GOAL: Reproduce the data below line for line, without changing a single character or the order of the lines.

MATERIAL SUPPLIED:
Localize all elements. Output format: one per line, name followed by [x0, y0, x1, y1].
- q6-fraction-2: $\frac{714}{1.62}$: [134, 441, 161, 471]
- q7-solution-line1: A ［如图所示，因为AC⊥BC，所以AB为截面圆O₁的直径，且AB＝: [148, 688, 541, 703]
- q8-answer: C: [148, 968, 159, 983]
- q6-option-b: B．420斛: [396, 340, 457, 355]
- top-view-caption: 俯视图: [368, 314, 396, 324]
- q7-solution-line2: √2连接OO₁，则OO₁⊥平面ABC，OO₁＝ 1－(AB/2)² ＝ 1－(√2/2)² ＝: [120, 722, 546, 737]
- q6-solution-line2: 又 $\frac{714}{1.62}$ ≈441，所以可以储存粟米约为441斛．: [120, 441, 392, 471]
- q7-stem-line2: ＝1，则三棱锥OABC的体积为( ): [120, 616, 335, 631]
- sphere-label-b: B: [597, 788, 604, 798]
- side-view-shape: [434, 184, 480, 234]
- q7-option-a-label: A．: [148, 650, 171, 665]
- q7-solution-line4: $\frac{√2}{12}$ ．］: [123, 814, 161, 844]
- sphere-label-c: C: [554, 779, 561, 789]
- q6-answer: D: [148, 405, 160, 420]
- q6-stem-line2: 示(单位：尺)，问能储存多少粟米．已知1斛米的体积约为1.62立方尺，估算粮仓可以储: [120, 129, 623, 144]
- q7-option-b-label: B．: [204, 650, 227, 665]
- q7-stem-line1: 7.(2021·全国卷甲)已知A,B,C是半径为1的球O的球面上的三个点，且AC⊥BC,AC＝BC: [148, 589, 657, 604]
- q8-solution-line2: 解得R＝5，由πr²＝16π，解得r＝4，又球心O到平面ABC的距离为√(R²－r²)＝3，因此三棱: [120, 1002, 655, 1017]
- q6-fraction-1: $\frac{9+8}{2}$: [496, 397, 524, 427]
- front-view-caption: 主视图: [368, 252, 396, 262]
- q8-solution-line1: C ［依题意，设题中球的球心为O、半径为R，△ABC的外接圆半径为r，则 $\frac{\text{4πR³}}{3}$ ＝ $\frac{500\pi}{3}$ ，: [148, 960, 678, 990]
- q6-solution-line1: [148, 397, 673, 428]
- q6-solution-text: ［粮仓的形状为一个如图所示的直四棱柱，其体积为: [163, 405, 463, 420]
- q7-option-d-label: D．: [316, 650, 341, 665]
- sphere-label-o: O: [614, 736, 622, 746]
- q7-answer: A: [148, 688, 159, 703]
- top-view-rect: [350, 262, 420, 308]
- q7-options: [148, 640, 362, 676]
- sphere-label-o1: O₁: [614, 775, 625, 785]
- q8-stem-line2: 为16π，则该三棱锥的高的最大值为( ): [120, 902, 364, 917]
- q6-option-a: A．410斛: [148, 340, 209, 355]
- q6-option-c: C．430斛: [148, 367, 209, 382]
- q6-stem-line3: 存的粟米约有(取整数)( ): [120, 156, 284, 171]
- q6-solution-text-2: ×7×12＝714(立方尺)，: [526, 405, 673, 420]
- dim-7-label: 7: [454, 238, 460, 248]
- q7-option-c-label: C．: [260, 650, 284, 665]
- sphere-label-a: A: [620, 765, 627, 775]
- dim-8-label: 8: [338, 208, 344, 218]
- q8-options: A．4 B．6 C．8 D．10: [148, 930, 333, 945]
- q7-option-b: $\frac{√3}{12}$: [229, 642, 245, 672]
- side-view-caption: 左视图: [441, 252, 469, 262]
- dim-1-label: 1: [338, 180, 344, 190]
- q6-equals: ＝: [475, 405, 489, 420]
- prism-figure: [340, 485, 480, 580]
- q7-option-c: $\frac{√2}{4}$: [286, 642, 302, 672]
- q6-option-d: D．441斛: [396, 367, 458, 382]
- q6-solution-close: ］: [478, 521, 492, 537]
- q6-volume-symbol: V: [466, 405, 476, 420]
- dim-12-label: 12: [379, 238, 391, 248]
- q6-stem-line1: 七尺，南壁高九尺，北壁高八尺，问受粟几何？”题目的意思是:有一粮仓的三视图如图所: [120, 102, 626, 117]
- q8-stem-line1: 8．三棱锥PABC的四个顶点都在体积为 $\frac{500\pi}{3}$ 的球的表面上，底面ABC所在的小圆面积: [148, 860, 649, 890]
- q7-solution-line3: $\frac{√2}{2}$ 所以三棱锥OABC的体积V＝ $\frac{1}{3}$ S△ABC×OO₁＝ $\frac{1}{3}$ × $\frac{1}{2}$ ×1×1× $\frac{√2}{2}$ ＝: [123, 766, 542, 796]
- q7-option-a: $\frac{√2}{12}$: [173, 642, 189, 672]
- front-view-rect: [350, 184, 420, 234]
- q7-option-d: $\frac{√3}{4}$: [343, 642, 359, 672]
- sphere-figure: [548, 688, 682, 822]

COMPLETED EXERCISE:
Localize all elements. Output format: one per line, name followed by [x0, y0, x1, y1].
- q6-fraction-2: $\frac{714}{1.62}$: [134, 441, 161, 471]
- q7-solution-line1: A ［如图所示，因为AC⊥BC，所以AB为截面圆O₁的直径，且AB＝: [148, 688, 541, 703]
- q8-answer: C: [148, 968, 159, 983]
- q6-option-b: B．420斛: [396, 340, 457, 355]
- top-view-caption: 俯视图: [368, 314, 396, 324]
- q7-solution-line2: √2连接OO₁，则OO₁⊥平面ABC，OO₁＝ 1－(AB/2)² ＝ 1－(√2/2)² ＝: [120, 722, 546, 737]
- q6-solution-line2: 又 $\frac{714}{1.62}$ ≈441，所以可以储存粟米约为441斛．: [120, 441, 392, 471]
- q7-stem-line2: ＝1，则三棱锥OABC的体积为( ): [120, 616, 335, 631]
- sphere-label-b: B: [597, 788, 604, 798]
- side-view-shape: [434, 184, 480, 234]
- q7-option-a-label: A．: [148, 650, 171, 665]
- q7-solution-line4: $\frac{√2}{12}$ ．］: [123, 814, 161, 844]
- sphere-label-c: C: [554, 779, 561, 789]
- q6-answer: D: [148, 405, 160, 420]
- q6-stem-line2: 示(单位：尺)，问能储存多少粟米．已知1斛米的体积约为1.62立方尺，估算粮仓可以储: [120, 129, 623, 144]
- q7-option-b-label: B．: [204, 650, 227, 665]
- q7-stem-line1: 7.(2021·全国卷甲)已知A,B,C是半径为1的球O的球面上的三个点，且AC⊥BC,AC＝BC: [148, 589, 657, 604]
- q8-solution-line2: 解得R＝5，由πr²＝16π，解得r＝4，又球心O到平面ABC的距离为√(R²－r²)＝3，因此三棱: [120, 1002, 655, 1017]
- q6-fraction-1: $\frac{9+8}{2}$: [496, 397, 524, 427]
- front-view-caption: 主视图: [368, 252, 396, 262]
- q8-solution-line1: C ［依题意，设题中球的球心为O、半径为R，△ABC的外接圆半径为r，则 $\frac{\text{4πR³}}{3}$ ＝ $\frac{500\pi}{3}$ ，: [148, 960, 678, 990]
- q6-solution-line1: [148, 397, 673, 428]
- q6-solution-text: ［粮仓的形状为一个如图所示的直四棱柱，其体积为: [163, 405, 463, 420]
- q7-option-d-label: D．: [316, 650, 341, 665]
- sphere-label-o: O: [614, 736, 622, 746]
- q7-answer: A: [148, 688, 159, 703]
- top-view-rect: [350, 262, 420, 308]
- q7-options: [148, 640, 362, 676]
- sphere-label-o1: O₁: [614, 775, 625, 785]
- q8-stem-line2: 为16π，则该三棱锥的高的最大值为( ): [120, 902, 364, 917]
- q6-option-a: A．410斛: [148, 340, 209, 355]
- q6-option-c: C．430斛: [148, 367, 209, 382]
- q6-stem-line3: 存的粟米约有(取整数)( ): [120, 156, 284, 171]
- q6-solution-text-2: ×7×12＝714(立方尺)，: [526, 405, 673, 420]
- dim-7-label: 7: [454, 238, 460, 248]
- q7-option-c-label: C．: [260, 650, 284, 665]
- sphere-label-a: A: [620, 765, 627, 775]
- dim-8-label: 8: [338, 208, 344, 218]
- q8-options: A．4 B．6 C．8 D．10: [148, 930, 333, 945]
- q7-option-b: $\frac{√3}{12}$: [229, 642, 245, 672]
- side-view-caption: 左视图: [441, 252, 469, 262]
- dim-1-label: 1: [338, 180, 344, 190]
- q6-equals: ＝: [475, 405, 489, 420]
- prism-figure: [340, 485, 480, 580]
- q7-option-c: $\frac{√2}{4}$: [286, 642, 302, 672]
- q6-option-d: D．441斛: [396, 367, 458, 382]
- q6-solution-close: ］: [478, 521, 492, 537]
- q6-volume-symbol: V: [466, 405, 476, 420]
- dim-12-label: 12: [379, 238, 391, 248]
- q6-stem-line1: 七尺，南壁高九尺，北壁高八尺，问受粟几何？”题目的意思是:有一粮仓的三视图如图所: [120, 102, 626, 117]
- q8-stem-line1: 8．三棱锥PABC的四个顶点都在体积为 $\frac{500\pi}{3}$ 的球的表面上，底面ABC所在的小圆面积: [148, 860, 649, 890]
- q7-solution-line3: $\frac{√2}{2}$ 所以三棱锥OABC的体积V＝ $\frac{1}{3}$ S△ABC×OO₁＝ $\frac{1}{3}$ × $\frac{1}{2}$ ×1×1× $\frac{√2}{2}$ ＝: [123, 766, 542, 796]
- q7-option-a: $\frac{√2}{12}$: [173, 642, 189, 672]
- front-view-rect: [350, 184, 420, 234]
- q7-option-d: $\frac{√3}{4}$: [343, 642, 359, 672]
- sphere-figure: [548, 688, 682, 822]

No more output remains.